The problem — Beginning with the line containing "Give me the" and ending with the last line, repeat the records exactly.

Provided entries —
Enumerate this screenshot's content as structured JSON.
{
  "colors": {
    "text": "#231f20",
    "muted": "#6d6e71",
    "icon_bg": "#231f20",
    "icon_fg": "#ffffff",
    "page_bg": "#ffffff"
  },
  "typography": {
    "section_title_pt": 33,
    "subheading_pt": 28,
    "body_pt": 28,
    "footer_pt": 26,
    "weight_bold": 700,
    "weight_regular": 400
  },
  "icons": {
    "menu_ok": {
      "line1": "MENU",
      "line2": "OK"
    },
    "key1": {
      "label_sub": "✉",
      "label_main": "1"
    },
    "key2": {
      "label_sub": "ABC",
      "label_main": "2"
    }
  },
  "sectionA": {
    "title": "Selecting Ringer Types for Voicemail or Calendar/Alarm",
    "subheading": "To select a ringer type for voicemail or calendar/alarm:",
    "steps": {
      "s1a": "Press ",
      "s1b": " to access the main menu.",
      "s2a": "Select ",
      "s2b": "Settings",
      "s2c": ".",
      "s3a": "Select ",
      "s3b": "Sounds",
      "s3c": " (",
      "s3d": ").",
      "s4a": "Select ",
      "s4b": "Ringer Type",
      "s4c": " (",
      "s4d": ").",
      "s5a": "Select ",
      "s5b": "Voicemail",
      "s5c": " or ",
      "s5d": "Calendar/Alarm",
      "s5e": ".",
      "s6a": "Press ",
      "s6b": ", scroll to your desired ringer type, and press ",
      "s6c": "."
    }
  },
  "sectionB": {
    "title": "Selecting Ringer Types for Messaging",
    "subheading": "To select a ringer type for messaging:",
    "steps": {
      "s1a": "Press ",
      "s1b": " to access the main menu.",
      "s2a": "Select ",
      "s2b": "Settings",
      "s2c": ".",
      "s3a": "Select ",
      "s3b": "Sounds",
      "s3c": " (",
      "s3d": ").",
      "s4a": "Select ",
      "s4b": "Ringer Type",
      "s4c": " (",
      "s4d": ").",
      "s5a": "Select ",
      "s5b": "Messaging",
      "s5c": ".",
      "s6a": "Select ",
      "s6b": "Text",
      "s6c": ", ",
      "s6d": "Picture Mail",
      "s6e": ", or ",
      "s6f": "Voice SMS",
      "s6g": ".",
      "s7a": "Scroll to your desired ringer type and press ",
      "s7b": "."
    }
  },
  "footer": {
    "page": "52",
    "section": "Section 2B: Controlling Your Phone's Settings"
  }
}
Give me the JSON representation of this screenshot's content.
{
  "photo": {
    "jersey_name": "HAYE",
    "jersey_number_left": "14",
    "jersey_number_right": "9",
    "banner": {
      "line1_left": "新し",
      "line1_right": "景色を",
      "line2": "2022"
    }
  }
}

Task response —
Give me the JSON representation of this screenshot's content.
{
  "photo": {
    "jersey_name": "HAYE",
    "jersey_number_left": "14",
    "jersey_number_right": "9",
    "banner": {
      "line1_left": "新し",
      "line1_right": "景色を",
      "line2": "2022"
    }
  }
}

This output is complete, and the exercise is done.